* Given instruction
Copy every line of the listing that holds the string "Orion".

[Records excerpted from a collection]
/---
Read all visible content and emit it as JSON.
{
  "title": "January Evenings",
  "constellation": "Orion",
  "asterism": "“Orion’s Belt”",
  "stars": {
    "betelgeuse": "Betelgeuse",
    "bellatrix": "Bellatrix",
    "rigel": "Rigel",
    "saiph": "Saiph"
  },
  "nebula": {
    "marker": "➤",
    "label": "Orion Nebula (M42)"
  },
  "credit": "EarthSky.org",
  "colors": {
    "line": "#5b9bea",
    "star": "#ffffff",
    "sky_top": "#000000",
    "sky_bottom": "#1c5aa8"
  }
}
\---
* Task output
  "constellation": "Orion",
  "asterism": "“Orion’s Belt”",
    "label": "Orion Nebula (M42)"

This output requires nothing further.